» **Short problem 1**: In the post below about oil efficiency of GDP, list the fields a comment gives as examples of knowledge work.
# Text shown start
How dependent are global economies on oil? This graph shows the ratio of GDP to oil consumption, in constant 2022 USD per barrel, for five example nations.
Some notes:
1) National economies generally grow faster than their oil consumption, as they become more energy-efficient and their economies shift toward activities that require less oil. As authors like Paul Krugman have pointed out, the US economy is much less oil-dependent than it was during the 1979 energy crisis, and the same is true everywhere.
2) Moderately-developed countries generally have a poor oil efficiency of GDP, as they work to provide baseline transportation and power to a low-income economy.
3) Western European countries generally are very oil-efficient, thanks to increased focus on renewable energy and a focus on industries that use less oil.
A warning:
While I created this graph to help you think about which countries might be worst-affected by a sudden spike in oil prices, remember that the non-oil-using parts of an economy are totally dependent on the oil-using parts. For instance, the tourist industry doesn't use much oil, but it depends on the aviation industry which does.
Economies are not just machines that take in oil and spit out money!
Data sources and methods:
Data accessed and downloaded through Wolfram Alpha, formatted and visualized with Google Sheets.
Here's a Wolfram Alpha link to use if you want to compare your favorite country:
Posted by agate_
![[OC] Oil efficiency of GDP: linking economic output to oil consumption [OC] Oil efficiency of GDP: linking economic output to oil consumption](https://www.byteseu.com/wp-content/uploads/2026/03/8xcqttswn0og1-1536x1152.png)
7 Comments
Knowledge work (finance, consulting, healthcare, tech etc) will form the biggest chunk of developed economies but won’t contribute significantly to oil consumption.
Except that I guess that the people who work these well paid jobs will be big consumers and their *demand* will consume a lot of oil, but the work won’t.
Why does Germany and the UK’s line rise and fall so sharply, whereas the other countries are smoother?
# Text shown end
# Stored data start
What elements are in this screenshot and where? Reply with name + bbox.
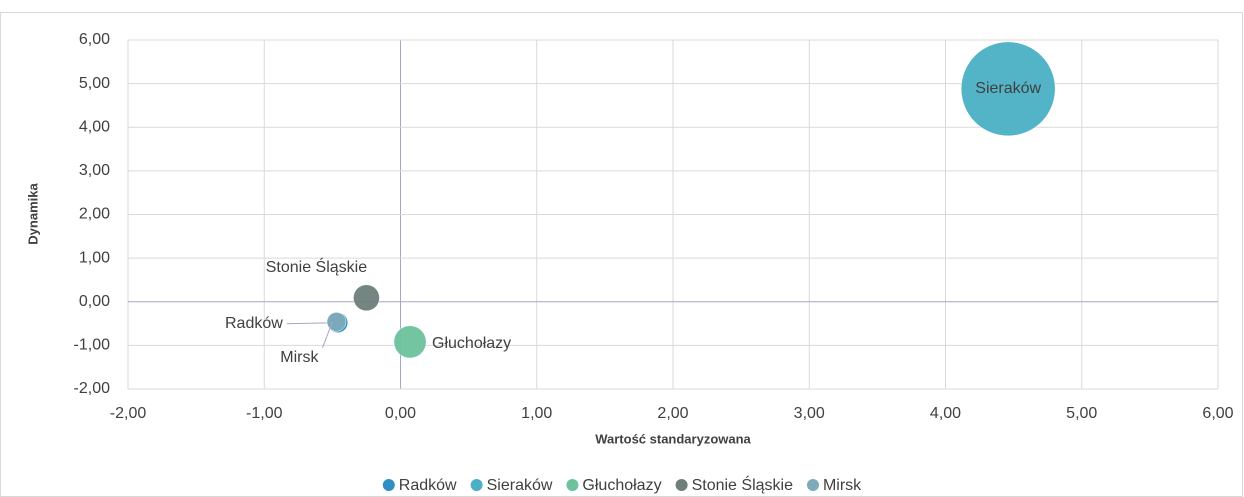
chart-border xyxy=(0,12,1243,497)
y-tick-label: 5,00 xyxy=(79,75,110,92)
x-tick-label: 2,00 xyxy=(657,405,688,422)
data-label: Mirsk xyxy=(280,349,319,366)
x-tick-label: 0,00 xyxy=(385,405,416,422)
y-tick-label: 0,00 xyxy=(79,293,110,310)
legend-label: Radków xyxy=(399,477,457,494)
y-tick-label: 3,00 xyxy=(79,162,110,179)
x-tick-label: 5,00 xyxy=(1066,405,1097,422)
legend-label: Sieraków xyxy=(487,477,553,494)
legend-marker xyxy=(675,479,688,491)
legend-label: Mirsk xyxy=(823,477,862,494)
legend-marker xyxy=(566,479,579,491)
bubble xyxy=(960,41,1056,137)
y-axis-title: Dynamika xyxy=(25,183,40,245)
bubble xyxy=(326,312,347,332)
legend-marker xyxy=(806,479,819,491)
y-tick-label: 6,00 xyxy=(79,31,110,48)
x-tick-label: 1,00 xyxy=(521,405,552,422)
legend-label: Stonie Śląskie xyxy=(692,475,793,494)
x-tick-label: 3,00 xyxy=(794,405,825,422)
x-tick-label: 4,00 xyxy=(930,405,961,422)
y-tick-label: -2,00 xyxy=(74,380,111,397)
x-tick-label: -2,00 xyxy=(110,405,147,422)
y-tick-label: 2,00 xyxy=(79,206,110,223)
leader-line xyxy=(286,322,334,325)
y-tick-label: 4,00 xyxy=(79,118,110,135)
x-tick-label: 6,00 xyxy=(1202,405,1233,422)
legend-marker xyxy=(470,479,483,491)
bubble xyxy=(353,284,380,312)
y-tick-label: -1,00 xyxy=(74,337,111,354)
bubble xyxy=(393,325,427,359)
data-label: Radków xyxy=(225,315,283,332)
x-axis-title: Wartość standaryzowana xyxy=(595,431,751,446)
leader-line xyxy=(321,321,333,348)
legend-label: Głuchołazy xyxy=(582,477,661,494)
data-label: Sieraków xyxy=(975,80,1041,97)
legend-marker xyxy=(382,479,395,491)
data-label: Głuchołazy xyxy=(432,335,511,352)
x-tick-label: -1,00 xyxy=(246,405,283,422)
data-label: Stonie Śląskie xyxy=(266,257,367,276)
y-tick-label: 1,00 xyxy=(79,249,110,266)
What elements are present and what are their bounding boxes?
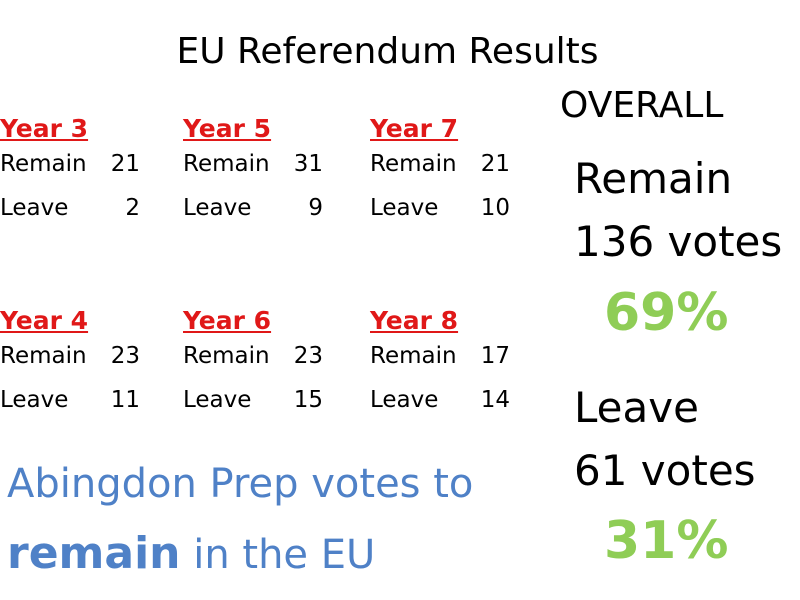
summary-statement: Abingdon Prep votes to remain in the EU	[7, 460, 473, 579]
leave-label: Leave	[370, 195, 439, 221]
slide-title: EU Referendum Results	[176, 31, 599, 72]
overall-leave-percent: 31%	[604, 511, 729, 571]
remain-label: Remain	[183, 343, 270, 369]
leave-row: Leave 11	[0, 386, 170, 430]
remain-count: 23	[293, 343, 323, 369]
remain-label: Remain	[370, 151, 457, 177]
leave-row: Leave 9	[183, 194, 353, 238]
year-title: Year 8	[370, 306, 459, 335]
remain-row: Remain 21	[370, 150, 540, 194]
year-title: Year 4	[0, 306, 89, 335]
year-block-5: Year 5 Remain 31 Leave 9	[183, 114, 353, 238]
summary-line-2: remain in the EU	[7, 530, 473, 579]
overall-leave-votes: 61 votes	[574, 446, 756, 495]
remain-count: 31	[293, 151, 323, 177]
overall-leave-label: Leave	[574, 383, 699, 432]
summary-rest: in the EU	[180, 532, 376, 578]
remain-row: Remain 31	[183, 150, 353, 194]
remain-label: Remain	[370, 343, 457, 369]
leave-count: 14	[480, 387, 510, 413]
remain-count: 21	[110, 151, 140, 177]
remain-label: Remain	[0, 343, 87, 369]
summary-emphasis: remain	[7, 528, 181, 579]
summary-line-1: Abingdon Prep votes to	[7, 461, 474, 507]
remain-row: Remain 17	[370, 342, 540, 386]
remain-row: Remain 23	[183, 342, 353, 386]
year-title: Year 7	[370, 114, 459, 143]
overall-remain-votes: 136 votes	[574, 217, 783, 266]
year-block-4: Year 4 Remain 23 Leave 11	[0, 306, 170, 430]
overall-remain-label: Remain	[574, 154, 733, 203]
year-title: Year 3	[0, 114, 89, 143]
year-block-3: Year 3 Remain 21 Leave 2	[0, 114, 170, 238]
leave-count: 11	[110, 387, 140, 413]
remain-label: Remain	[183, 151, 270, 177]
year-title: Year 6	[183, 306, 272, 335]
year-block-8: Year 8 Remain 17 Leave 14	[370, 306, 540, 430]
year-title: Year 5	[183, 114, 272, 143]
leave-row: Leave 14	[370, 386, 540, 430]
leave-label: Leave	[183, 195, 252, 221]
leave-count: 9	[308, 195, 323, 221]
overall-heading: OVERALL	[560, 85, 724, 126]
year-block-7: Year 7 Remain 21 Leave 10	[370, 114, 540, 238]
leave-row: Leave 2	[0, 194, 170, 238]
leave-label: Leave	[183, 387, 252, 413]
remain-row: Remain 23	[0, 342, 170, 386]
remain-count: 21	[480, 151, 510, 177]
remain-row: Remain 21	[0, 150, 170, 194]
overall-remain-percent: 69%	[604, 283, 729, 343]
leave-count: 10	[480, 195, 510, 221]
remain-count: 17	[480, 343, 510, 369]
remain-count: 23	[110, 343, 140, 369]
year-block-6: Year 6 Remain 23 Leave 15	[183, 306, 353, 430]
leave-row: Leave 15	[183, 386, 353, 430]
leave-count: 15	[293, 387, 323, 413]
leave-label: Leave	[0, 387, 69, 413]
leave-label: Leave	[0, 195, 69, 221]
leave-count: 2	[125, 195, 140, 221]
remain-label: Remain	[0, 151, 87, 177]
leave-row: Leave 10	[370, 194, 540, 238]
leave-label: Leave	[370, 387, 439, 413]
# Stored data end
» **Short problem 2**: Copy out the rows above, starting at the line that contains "chart-border xyxy=(0,12,1243,497)" and ending after the line that contains "legend-label: Mirsk xyxy=(823,477,862,494)".

» **Complete response 1**: finance, consulting, healthcare, tech

» **Complete response 2**:
chart-border xyxy=(0,12,1243,497)
y-tick-label: 5,00 xyxy=(79,75,110,92)
x-tick-label: 2,00 xyxy=(657,405,688,422)
data-label: Mirsk xyxy=(280,349,319,366)
x-tick-label: 0,00 xyxy=(385,405,416,422)
y-tick-label: 0,00 xyxy=(79,293,110,310)
legend-label: Radków xyxy=(399,477,457,494)
y-tick-label: 3,00 xyxy=(79,162,110,179)
x-tick-label: 5,00 xyxy=(1066,405,1097,422)
legend-label: Sieraków xyxy=(487,477,553,494)
legend-marker xyxy=(675,479,688,491)
legend-label: Mirsk xyxy=(823,477,862,494)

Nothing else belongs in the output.